Figure record listings:
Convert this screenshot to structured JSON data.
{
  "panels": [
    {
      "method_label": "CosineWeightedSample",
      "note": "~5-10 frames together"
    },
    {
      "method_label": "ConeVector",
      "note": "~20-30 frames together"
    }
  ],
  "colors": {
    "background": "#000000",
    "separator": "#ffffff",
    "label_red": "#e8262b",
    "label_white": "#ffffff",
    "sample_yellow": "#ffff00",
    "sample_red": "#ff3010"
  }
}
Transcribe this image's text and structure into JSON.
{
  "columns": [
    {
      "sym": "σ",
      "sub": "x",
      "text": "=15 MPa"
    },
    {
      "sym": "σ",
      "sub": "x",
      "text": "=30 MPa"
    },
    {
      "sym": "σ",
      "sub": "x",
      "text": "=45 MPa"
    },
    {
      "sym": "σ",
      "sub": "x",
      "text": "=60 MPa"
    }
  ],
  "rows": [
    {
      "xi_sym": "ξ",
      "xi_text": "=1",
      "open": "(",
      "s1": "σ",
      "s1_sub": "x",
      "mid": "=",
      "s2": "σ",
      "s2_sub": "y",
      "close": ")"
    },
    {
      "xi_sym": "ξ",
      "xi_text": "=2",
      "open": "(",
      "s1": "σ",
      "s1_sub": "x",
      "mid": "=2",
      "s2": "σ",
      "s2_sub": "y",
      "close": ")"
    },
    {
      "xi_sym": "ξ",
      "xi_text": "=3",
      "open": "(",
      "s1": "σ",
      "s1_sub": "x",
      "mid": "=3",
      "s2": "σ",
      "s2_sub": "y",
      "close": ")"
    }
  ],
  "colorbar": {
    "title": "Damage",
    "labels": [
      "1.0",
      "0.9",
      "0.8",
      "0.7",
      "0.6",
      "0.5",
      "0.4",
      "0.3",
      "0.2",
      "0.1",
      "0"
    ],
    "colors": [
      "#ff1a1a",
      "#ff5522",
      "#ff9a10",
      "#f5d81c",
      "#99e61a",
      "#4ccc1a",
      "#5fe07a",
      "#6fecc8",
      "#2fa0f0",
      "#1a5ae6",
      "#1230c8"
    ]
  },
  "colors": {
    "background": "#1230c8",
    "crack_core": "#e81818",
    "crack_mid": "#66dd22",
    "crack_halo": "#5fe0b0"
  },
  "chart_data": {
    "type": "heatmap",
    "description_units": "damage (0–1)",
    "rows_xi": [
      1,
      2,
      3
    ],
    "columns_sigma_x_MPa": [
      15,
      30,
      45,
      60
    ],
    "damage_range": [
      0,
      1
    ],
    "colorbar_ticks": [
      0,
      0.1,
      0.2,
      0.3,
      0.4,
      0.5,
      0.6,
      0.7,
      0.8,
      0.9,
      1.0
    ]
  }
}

Instructions for the task: Check each line of the records above for the word "note", then give the number of lines that have it, with no other words.

Solution for this problem: 2